Raw records
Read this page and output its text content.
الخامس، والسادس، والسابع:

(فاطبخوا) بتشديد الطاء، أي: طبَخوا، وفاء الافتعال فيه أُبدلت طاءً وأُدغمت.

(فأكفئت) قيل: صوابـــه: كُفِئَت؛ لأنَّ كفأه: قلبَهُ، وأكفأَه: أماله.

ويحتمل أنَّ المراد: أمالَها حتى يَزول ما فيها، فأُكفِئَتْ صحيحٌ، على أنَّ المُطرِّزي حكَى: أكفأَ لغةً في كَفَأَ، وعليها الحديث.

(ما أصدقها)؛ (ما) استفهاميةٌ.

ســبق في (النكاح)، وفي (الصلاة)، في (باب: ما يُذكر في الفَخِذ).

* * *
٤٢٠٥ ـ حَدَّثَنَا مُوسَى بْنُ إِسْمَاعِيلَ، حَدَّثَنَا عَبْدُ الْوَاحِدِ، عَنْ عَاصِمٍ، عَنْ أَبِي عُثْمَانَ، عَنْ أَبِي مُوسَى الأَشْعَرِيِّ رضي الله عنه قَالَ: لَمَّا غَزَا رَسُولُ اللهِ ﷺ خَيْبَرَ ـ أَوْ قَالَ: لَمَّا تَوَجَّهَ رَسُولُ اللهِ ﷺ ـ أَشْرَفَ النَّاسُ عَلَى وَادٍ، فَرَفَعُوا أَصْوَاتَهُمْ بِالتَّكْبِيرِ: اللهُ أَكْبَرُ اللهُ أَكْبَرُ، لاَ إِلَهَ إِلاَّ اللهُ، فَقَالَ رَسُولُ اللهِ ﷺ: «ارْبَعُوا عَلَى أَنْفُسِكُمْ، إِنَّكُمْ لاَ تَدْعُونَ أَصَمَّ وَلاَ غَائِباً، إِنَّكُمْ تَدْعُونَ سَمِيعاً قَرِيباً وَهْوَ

Required task: Output the full listing without altering anything.

Response to the exercise:
Read this page and output its text content.
الخامس، والسادس، والسابع:

(فاطبخوا) بتشديد الطاء، أي: طبَخوا، وفاء الافتعال فيه أُبدلت طاءً وأُدغمت.

(فأكفئت) قيل: صوابـــه: كُفِئَت؛ لأنَّ كفأه: قلبَهُ، وأكفأَه: أماله.

ويحتمل أنَّ المراد: أمالَها حتى يَزول ما فيها، فأُكفِئَتْ صحيحٌ، على أنَّ المُطرِّزي حكَى: أكفأَ لغةً في كَفَأَ، وعليها الحديث.

(ما أصدقها)؛ (ما) استفهاميةٌ.

ســبق في (النكاح)، وفي (الصلاة)، في (باب: ما يُذكر في الفَخِذ).

* * *
٤٢٠٥ ـ حَدَّثَنَا مُوسَى بْنُ إِسْمَاعِيلَ، حَدَّثَنَا عَبْدُ الْوَاحِدِ، عَنْ عَاصِمٍ، عَنْ أَبِي عُثْمَانَ، عَنْ أَبِي مُوسَى الأَشْعَرِيِّ رضي الله عنه قَالَ: لَمَّا غَزَا رَسُولُ اللهِ ﷺ خَيْبَرَ ـ أَوْ قَالَ: لَمَّا تَوَجَّهَ رَسُولُ اللهِ ﷺ ـ أَشْرَفَ النَّاسُ عَلَى وَادٍ، فَرَفَعُوا أَصْوَاتَهُمْ بِالتَّكْبِيرِ: اللهُ أَكْبَرُ اللهُ أَكْبَرُ، لاَ إِلَهَ إِلاَّ اللهُ، فَقَالَ رَسُولُ اللهِ ﷺ: «ارْبَعُوا عَلَى أَنْفُسِكُمْ، إِنَّكُمْ لاَ تَدْعُونَ أَصَمَّ وَلاَ غَائِباً، إِنَّكُمْ تَدْعُونَ سَمِيعاً قَرِيباً وَهْوَ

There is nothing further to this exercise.